(WORK TO COMPLETE): Could you arrange every line of the records below as a numbered list, leaving out any blank lines?
· · ·
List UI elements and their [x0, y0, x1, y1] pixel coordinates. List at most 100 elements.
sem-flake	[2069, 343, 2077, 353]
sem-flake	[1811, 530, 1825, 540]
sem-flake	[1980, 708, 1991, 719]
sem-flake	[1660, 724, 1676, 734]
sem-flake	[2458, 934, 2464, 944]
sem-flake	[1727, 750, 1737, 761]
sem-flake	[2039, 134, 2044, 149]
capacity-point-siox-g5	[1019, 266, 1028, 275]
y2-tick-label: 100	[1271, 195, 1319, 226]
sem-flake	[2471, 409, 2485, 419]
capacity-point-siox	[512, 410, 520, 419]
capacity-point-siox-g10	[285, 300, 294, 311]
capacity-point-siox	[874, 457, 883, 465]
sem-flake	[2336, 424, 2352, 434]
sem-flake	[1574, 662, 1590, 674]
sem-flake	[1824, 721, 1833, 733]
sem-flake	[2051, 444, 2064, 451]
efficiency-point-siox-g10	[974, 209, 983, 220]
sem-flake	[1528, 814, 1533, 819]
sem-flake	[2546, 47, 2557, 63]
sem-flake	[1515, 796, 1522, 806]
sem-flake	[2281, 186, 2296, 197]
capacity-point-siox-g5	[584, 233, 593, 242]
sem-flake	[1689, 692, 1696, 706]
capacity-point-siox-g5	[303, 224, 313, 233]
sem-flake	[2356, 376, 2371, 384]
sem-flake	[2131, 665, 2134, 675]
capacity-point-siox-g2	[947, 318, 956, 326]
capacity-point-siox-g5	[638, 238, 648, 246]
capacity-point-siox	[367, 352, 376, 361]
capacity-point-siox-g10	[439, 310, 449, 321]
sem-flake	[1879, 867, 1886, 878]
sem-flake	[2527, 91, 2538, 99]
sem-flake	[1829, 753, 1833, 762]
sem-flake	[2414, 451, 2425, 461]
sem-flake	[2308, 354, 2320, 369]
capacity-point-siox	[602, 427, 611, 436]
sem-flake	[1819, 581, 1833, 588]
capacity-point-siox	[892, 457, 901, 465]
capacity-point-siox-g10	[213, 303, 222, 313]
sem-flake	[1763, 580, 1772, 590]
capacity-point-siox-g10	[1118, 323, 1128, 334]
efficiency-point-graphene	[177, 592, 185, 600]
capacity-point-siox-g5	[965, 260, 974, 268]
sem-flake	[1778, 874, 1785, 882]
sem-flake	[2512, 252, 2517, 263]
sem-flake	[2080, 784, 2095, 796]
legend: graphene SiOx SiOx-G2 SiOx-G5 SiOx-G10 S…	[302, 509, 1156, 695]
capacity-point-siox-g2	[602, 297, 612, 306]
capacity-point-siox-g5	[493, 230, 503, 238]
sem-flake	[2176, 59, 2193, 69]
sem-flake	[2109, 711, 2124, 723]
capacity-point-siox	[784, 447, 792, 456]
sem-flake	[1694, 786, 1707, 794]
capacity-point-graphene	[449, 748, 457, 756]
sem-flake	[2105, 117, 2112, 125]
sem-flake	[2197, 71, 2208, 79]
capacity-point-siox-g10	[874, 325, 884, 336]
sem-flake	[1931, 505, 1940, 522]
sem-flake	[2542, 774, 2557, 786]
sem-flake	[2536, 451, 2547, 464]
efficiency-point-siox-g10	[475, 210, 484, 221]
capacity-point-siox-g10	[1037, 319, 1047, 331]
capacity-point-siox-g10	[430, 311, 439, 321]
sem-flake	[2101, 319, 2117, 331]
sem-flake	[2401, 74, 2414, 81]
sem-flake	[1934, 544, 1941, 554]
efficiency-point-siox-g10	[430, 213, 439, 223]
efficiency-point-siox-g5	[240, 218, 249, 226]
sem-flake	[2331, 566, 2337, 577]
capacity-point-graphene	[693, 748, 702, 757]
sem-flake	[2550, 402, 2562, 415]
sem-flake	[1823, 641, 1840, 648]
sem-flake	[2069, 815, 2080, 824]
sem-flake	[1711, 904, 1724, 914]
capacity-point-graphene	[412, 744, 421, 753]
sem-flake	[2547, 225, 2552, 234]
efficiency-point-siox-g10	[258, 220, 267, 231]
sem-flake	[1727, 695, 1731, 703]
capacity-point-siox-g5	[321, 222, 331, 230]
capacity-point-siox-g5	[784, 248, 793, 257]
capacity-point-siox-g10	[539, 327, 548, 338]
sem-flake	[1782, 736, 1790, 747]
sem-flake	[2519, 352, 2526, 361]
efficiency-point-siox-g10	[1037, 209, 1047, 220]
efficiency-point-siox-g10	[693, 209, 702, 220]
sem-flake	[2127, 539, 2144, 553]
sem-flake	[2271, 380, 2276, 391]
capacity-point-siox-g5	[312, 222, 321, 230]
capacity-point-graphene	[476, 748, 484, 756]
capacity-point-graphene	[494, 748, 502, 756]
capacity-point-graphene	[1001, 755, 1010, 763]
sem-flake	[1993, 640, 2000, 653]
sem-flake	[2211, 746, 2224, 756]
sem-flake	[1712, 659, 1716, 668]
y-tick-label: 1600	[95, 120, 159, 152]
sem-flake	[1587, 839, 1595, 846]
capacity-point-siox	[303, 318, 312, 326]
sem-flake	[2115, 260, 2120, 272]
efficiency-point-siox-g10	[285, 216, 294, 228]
· · ·
(FINAL ANSWER):
1. List UI elements and their [x0, y0, x1, y1] pixel coordinates. List at most 100 elements.
2. sem-flake	[2069, 343, 2077, 353]
3. sem-flake	[1811, 530, 1825, 540]
4. sem-flake	[1980, 708, 1991, 719]
5. sem-flake	[1660, 724, 1676, 734]
6. sem-flake	[2458, 934, 2464, 944]
7. sem-flake	[1727, 750, 1737, 761]
8. sem-flake	[2039, 134, 2044, 149]
9. capacity-point-siox-g5	[1019, 266, 1028, 275]
10. y2-tick-label: 100	[1271, 195, 1319, 226]
11. sem-flake	[2471, 409, 2485, 419]
12. capacity-point-siox	[512, 410, 520, 419]
13. capacity-point-siox-g10	[285, 300, 294, 311]
14. capacity-point-siox	[874, 457, 883, 465]
15. sem-flake	[2336, 424, 2352, 434]
16. sem-flake	[1574, 662, 1590, 674]
17. sem-flake	[1824, 721, 1833, 733]
18. sem-flake	[2051, 444, 2064, 451]
19. efficiency-point-siox-g10	[974, 209, 983, 220]
20. sem-flake	[1528, 814, 1533, 819]
21. sem-flake	[2546, 47, 2557, 63]
22. sem-flake	[1515, 796, 1522, 806]
23. sem-flake	[2281, 186, 2296, 197]
24. capacity-point-siox-g5	[584, 233, 593, 242]
25. sem-flake	[1689, 692, 1696, 706]
26. capacity-point-siox-g5	[303, 224, 313, 233]
27. sem-flake	[2356, 376, 2371, 384]
28. sem-flake	[2131, 665, 2134, 675]
29. capacity-point-siox-g2	[947, 318, 956, 326]
30. capacity-point-siox-g5	[638, 238, 648, 246]
31. capacity-point-siox	[367, 352, 376, 361]
32. capacity-point-siox-g10	[439, 310, 449, 321]
33. sem-flake	[1879, 867, 1886, 878]
34. sem-flake	[2527, 91, 2538, 99]
35. sem-flake	[1829, 753, 1833, 762]
36. sem-flake	[2414, 451, 2425, 461]
37. sem-flake	[2308, 354, 2320, 369]
38. capacity-point-siox	[602, 427, 611, 436]
39. sem-flake	[1819, 581, 1833, 588]
40. capacity-point-siox	[892, 457, 901, 465]
41. capacity-point-siox-g10	[213, 303, 222, 313]
42. sem-flake	[1763, 580, 1772, 590]
43. capacity-point-siox-g10	[1118, 323, 1128, 334]
44. efficiency-point-graphene	[177, 592, 185, 600]
45. capacity-point-siox-g5	[965, 260, 974, 268]
46. sem-flake	[1778, 874, 1785, 882]
47. sem-flake	[2512, 252, 2517, 263]
48. sem-flake	[2080, 784, 2095, 796]
49. legend: graphene SiOx SiOx-G2 SiOx-G5 SiOx-G10 S…	[302, 509, 1156, 695]
50. capacity-point-siox-g2	[602, 297, 612, 306]
51. capacity-point-siox-g5	[493, 230, 503, 238]
52. sem-flake	[2176, 59, 2193, 69]
53. sem-flake	[2109, 711, 2124, 723]
54. capacity-point-siox	[784, 447, 792, 456]
55. sem-flake	[1694, 786, 1707, 794]
56. capacity-point-graphene	[449, 748, 457, 756]
57. sem-flake	[2105, 117, 2112, 125]
58. sem-flake	[2197, 71, 2208, 79]
59. capacity-point-siox-g10	[874, 325, 884, 336]
60. sem-flake	[1931, 505, 1940, 522]
61. sem-flake	[2542, 774, 2557, 786]
62. sem-flake	[2536, 451, 2547, 464]
63. efficiency-point-siox-g10	[475, 210, 484, 221]
64. capacity-point-siox-g10	[1037, 319, 1047, 331]
65. capacity-point-siox-g10	[430, 311, 439, 321]
66. sem-flake	[2101, 319, 2117, 331]
67. sem-flake	[2401, 74, 2414, 81]
68. sem-flake	[1934, 544, 1941, 554]
69. efficiency-point-siox-g10	[430, 213, 439, 223]
70. efficiency-point-siox-g5	[240, 218, 249, 226]
71. sem-flake	[2331, 566, 2337, 577]
72. capacity-point-graphene	[693, 748, 702, 757]
73. sem-flake	[2550, 402, 2562, 415]
74. sem-flake	[1823, 641, 1840, 648]
75. sem-flake	[2069, 815, 2080, 824]
76. sem-flake	[1711, 904, 1724, 914]
77. capacity-point-graphene	[412, 744, 421, 753]
78. sem-flake	[2547, 225, 2552, 234]
79. efficiency-point-siox-g10	[258, 220, 267, 231]
80. sem-flake	[1727, 695, 1731, 703]
81. capacity-point-siox-g5	[321, 222, 331, 230]
82. capacity-point-siox-g5	[784, 248, 793, 257]
83. capacity-point-siox-g10	[539, 327, 548, 338]
84. sem-flake	[1782, 736, 1790, 747]
85. sem-flake	[2519, 352, 2526, 361]
86. efficiency-point-siox-g10	[1037, 209, 1047, 220]
87. efficiency-point-siox-g10	[693, 209, 702, 220]
88. sem-flake	[2127, 539, 2144, 553]
89. sem-flake	[2271, 380, 2276, 391]
90. capacity-point-siox-g5	[312, 222, 321, 230]
91. capacity-point-graphene	[476, 748, 484, 756]
92. capacity-point-graphene	[494, 748, 502, 756]
93. capacity-point-graphene	[1001, 755, 1010, 763]
94. sem-flake	[1993, 640, 2000, 653]
95. sem-flake	[2211, 746, 2224, 756]
96. sem-flake	[1712, 659, 1716, 668]
97. y-tick-label: 1600	[95, 120, 159, 152]
98. sem-flake	[1587, 839, 1595, 846]
99. capacity-point-siox	[303, 318, 312, 326]
100. sem-flake	[2115, 260, 2120, 272]
101. efficiency-point-siox-g10	[285, 216, 294, 228]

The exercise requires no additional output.